Task to complete: Find the string "name" in the entries and copy each line that has it.

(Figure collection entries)

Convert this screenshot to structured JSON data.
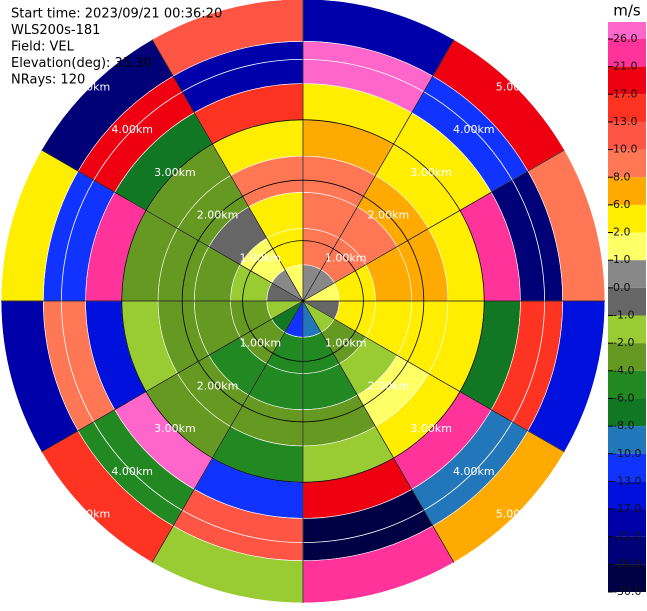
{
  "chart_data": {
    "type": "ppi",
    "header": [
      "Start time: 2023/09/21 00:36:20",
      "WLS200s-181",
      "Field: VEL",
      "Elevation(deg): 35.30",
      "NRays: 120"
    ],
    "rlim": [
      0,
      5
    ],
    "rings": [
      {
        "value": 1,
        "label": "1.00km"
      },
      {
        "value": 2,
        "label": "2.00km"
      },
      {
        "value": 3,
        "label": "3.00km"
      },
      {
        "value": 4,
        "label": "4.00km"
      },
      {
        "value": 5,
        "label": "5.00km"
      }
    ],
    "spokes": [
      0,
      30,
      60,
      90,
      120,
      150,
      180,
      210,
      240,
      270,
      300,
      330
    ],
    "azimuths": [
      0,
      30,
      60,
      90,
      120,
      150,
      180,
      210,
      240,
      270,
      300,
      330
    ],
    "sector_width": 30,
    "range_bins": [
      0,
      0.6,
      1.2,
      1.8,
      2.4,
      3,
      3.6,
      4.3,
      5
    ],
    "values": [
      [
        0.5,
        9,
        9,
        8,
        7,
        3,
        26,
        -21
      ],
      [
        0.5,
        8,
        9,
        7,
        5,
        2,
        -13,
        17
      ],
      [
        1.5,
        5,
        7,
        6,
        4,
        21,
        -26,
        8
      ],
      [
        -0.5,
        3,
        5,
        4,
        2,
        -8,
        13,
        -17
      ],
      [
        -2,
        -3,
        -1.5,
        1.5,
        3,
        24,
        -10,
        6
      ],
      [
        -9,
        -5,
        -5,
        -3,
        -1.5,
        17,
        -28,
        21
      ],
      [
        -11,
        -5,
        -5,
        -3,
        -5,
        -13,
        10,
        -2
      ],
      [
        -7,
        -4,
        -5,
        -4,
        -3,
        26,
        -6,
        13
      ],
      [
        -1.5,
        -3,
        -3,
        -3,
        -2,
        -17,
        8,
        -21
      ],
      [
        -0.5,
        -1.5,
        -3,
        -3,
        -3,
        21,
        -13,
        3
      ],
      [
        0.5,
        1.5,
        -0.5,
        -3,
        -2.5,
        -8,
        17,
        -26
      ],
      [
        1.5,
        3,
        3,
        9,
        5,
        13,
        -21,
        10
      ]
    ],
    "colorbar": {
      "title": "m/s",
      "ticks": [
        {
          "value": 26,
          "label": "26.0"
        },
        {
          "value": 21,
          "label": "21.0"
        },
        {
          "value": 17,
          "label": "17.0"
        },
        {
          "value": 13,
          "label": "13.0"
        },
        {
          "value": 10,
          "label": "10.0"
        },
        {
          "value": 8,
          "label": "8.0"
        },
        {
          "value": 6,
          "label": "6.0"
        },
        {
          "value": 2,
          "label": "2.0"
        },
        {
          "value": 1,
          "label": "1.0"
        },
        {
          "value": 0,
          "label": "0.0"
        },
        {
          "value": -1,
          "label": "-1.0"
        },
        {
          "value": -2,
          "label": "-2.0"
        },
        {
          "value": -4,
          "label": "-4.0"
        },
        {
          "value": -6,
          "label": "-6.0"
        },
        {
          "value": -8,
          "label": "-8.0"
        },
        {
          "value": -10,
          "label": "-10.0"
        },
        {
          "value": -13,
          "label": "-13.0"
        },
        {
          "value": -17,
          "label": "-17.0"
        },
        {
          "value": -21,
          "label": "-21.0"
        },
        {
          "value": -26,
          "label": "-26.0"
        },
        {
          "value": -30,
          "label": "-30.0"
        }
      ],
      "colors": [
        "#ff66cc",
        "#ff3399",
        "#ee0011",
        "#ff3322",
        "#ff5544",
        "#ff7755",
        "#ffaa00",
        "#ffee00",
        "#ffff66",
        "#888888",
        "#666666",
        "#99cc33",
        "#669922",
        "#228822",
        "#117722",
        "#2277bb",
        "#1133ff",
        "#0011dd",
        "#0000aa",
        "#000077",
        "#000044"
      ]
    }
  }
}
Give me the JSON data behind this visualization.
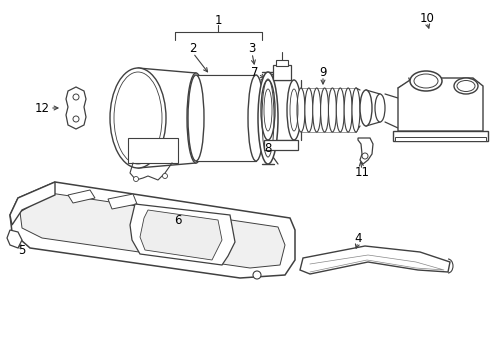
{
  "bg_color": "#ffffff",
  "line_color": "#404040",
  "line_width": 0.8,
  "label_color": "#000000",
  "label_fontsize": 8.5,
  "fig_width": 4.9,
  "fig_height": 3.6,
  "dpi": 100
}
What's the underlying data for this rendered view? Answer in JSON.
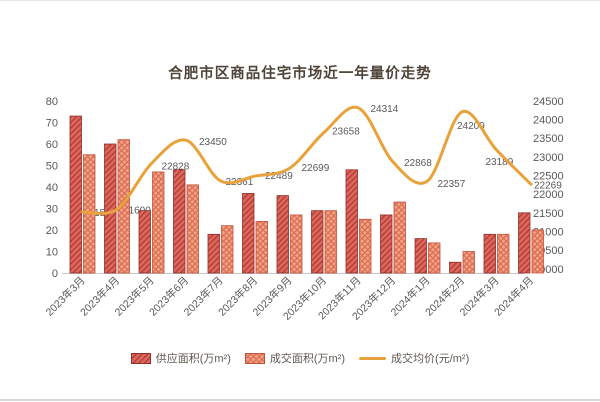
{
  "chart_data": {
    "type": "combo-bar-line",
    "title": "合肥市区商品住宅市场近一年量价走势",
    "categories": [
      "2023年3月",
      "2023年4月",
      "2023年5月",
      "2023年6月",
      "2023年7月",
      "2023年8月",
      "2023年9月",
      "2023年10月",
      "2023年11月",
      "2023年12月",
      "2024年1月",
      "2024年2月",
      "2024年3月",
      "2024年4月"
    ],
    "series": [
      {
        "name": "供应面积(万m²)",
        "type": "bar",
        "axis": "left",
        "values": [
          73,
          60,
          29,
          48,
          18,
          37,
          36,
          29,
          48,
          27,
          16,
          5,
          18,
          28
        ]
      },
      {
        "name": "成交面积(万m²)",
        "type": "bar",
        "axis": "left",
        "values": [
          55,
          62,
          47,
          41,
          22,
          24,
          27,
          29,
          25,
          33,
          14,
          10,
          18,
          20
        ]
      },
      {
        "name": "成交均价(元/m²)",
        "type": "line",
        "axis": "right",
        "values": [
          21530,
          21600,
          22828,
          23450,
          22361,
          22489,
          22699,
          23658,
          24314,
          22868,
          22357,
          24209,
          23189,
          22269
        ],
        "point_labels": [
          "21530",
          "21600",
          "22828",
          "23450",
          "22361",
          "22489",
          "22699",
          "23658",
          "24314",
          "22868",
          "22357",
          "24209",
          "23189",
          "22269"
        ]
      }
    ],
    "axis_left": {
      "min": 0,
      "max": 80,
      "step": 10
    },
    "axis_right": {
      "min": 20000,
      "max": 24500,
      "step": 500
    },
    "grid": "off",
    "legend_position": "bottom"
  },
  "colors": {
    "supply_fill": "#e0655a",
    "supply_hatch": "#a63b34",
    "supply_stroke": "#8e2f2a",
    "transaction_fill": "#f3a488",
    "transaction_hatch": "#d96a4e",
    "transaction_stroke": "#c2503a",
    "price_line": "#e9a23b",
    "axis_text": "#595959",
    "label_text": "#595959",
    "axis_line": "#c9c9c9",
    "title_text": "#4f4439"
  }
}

The result:
        "name": "供应面积(万m²)",
        "name": "成交面积(万m²)",
        "name": "成交均价(元/m²)",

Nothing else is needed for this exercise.